→ What you will do: Copy out every line in which the string "color" occurs.
>>>>>
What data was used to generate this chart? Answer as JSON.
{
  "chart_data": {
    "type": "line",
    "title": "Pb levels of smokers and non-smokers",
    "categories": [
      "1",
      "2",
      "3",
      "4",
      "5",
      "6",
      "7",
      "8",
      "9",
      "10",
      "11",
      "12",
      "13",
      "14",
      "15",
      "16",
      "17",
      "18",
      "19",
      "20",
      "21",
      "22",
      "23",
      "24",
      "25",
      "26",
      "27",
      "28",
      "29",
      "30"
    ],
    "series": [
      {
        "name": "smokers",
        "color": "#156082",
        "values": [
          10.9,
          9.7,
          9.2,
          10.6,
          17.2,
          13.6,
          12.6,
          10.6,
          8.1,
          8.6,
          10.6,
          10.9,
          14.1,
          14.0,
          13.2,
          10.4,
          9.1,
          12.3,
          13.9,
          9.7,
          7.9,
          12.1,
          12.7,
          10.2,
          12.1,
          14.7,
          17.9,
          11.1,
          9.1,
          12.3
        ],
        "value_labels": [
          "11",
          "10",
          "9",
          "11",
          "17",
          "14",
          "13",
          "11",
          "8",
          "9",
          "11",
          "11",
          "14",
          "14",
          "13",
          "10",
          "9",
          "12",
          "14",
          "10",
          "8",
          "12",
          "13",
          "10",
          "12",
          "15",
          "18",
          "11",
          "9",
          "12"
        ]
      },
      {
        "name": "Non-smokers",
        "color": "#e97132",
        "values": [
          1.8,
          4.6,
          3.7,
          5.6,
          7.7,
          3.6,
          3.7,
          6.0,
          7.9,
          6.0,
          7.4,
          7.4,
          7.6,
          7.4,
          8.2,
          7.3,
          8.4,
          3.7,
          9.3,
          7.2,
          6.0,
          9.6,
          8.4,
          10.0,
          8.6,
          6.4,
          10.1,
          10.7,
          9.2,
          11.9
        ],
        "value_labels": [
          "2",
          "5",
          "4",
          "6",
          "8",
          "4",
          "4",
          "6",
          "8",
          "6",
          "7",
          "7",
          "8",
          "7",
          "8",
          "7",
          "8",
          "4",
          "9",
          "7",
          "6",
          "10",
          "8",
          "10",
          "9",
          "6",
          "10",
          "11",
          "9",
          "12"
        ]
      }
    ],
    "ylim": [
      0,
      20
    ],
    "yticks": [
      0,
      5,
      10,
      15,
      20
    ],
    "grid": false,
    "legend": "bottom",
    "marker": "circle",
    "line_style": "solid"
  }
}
<<<<<
>>>>>
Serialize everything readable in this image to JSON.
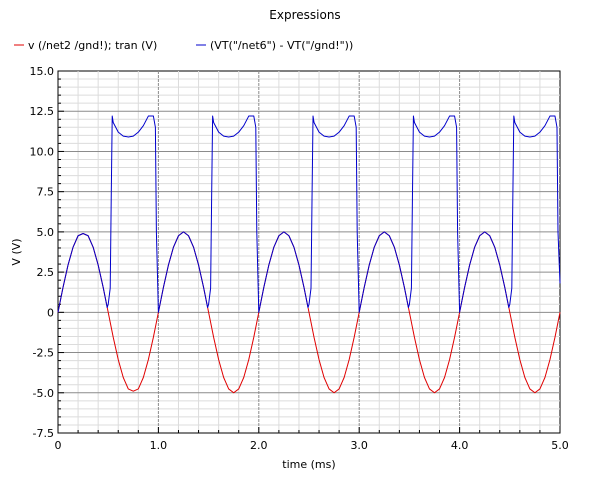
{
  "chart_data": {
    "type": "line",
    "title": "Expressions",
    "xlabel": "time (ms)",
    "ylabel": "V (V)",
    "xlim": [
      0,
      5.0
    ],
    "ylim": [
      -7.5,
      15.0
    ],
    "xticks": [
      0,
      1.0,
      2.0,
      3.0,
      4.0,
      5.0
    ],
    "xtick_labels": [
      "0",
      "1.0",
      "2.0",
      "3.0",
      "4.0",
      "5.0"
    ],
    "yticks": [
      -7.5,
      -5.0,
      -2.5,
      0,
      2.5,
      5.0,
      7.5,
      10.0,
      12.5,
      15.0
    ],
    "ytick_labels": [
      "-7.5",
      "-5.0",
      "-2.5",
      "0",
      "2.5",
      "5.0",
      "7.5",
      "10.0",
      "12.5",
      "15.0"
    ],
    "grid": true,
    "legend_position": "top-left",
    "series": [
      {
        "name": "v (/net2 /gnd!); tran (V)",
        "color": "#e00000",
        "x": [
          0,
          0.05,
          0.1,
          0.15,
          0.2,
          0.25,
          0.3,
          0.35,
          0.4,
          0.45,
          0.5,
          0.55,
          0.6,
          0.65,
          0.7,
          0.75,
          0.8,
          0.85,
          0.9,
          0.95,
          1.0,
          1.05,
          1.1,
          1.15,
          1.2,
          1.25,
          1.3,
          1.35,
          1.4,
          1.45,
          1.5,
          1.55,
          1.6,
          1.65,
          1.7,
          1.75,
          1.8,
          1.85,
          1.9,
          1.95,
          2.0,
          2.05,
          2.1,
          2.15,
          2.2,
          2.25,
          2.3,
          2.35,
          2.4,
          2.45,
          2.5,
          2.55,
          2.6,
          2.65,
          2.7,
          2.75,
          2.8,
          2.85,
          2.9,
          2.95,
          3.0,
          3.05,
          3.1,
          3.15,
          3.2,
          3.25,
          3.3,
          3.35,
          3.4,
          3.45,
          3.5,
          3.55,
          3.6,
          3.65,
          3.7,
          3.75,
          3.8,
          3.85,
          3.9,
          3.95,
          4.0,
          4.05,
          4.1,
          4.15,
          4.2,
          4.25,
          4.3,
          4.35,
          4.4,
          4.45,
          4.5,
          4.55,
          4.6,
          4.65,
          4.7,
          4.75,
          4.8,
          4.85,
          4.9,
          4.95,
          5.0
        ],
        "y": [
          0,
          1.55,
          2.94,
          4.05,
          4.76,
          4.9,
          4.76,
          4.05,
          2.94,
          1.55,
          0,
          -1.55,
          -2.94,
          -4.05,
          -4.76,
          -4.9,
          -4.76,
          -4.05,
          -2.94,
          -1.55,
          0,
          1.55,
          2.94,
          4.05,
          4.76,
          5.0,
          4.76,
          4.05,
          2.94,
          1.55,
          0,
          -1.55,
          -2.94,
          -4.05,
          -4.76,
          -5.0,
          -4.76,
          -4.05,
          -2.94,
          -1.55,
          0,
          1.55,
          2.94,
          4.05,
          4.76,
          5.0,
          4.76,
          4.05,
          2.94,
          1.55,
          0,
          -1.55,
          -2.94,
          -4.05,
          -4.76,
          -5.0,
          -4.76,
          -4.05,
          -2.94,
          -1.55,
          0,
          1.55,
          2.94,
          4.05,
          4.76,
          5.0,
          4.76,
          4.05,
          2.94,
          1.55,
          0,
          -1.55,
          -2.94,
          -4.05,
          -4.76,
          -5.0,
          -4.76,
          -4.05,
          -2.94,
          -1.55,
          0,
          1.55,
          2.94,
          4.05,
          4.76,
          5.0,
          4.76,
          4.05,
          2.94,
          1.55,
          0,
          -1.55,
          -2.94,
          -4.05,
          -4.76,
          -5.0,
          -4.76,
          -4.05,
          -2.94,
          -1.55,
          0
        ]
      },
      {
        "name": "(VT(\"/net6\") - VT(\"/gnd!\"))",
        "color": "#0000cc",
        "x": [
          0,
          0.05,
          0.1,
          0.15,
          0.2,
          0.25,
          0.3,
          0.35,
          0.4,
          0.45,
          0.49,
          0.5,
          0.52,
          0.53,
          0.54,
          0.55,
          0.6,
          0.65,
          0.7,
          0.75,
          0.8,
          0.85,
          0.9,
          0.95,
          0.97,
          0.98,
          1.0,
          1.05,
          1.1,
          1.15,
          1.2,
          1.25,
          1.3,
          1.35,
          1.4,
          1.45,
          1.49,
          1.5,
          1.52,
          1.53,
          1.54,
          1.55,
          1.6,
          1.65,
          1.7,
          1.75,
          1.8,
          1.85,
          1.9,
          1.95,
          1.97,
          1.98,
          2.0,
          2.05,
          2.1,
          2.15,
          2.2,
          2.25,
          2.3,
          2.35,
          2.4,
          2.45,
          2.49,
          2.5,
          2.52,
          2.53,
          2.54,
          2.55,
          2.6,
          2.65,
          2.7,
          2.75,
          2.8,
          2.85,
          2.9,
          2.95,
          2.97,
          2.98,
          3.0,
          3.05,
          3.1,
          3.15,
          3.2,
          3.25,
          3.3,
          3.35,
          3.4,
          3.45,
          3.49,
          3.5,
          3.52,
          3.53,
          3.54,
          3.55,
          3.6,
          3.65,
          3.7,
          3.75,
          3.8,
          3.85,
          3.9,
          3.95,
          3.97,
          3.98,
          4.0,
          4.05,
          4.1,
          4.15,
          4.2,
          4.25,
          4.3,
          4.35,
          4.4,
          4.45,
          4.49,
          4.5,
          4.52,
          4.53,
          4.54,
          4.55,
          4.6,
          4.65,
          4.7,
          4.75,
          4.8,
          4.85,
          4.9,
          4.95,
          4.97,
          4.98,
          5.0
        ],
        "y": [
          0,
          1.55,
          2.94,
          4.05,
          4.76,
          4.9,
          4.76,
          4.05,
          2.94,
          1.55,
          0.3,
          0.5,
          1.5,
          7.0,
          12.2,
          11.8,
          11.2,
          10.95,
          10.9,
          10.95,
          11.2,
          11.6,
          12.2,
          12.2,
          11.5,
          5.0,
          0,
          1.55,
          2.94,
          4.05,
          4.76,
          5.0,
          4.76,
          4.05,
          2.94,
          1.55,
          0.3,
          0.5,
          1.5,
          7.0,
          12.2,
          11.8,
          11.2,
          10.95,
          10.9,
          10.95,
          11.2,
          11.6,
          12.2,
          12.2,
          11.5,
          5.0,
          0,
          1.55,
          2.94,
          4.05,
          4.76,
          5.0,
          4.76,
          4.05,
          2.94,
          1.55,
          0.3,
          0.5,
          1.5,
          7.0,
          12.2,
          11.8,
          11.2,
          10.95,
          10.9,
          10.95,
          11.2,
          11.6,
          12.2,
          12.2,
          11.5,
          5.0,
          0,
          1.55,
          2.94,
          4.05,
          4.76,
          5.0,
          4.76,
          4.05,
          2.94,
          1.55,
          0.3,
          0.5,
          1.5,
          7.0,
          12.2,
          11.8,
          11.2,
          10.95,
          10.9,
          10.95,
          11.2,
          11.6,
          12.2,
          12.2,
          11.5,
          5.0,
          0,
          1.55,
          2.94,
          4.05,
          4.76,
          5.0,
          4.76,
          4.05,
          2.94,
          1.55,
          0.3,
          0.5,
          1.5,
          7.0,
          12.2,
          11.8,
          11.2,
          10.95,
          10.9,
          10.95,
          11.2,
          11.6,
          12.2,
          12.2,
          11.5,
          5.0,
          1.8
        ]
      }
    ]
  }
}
<<<<<
→ Final answer:
        "color": "#156082",
        "color": "#e97132",
        "color": "#e00000",
        "color": "#0000cc",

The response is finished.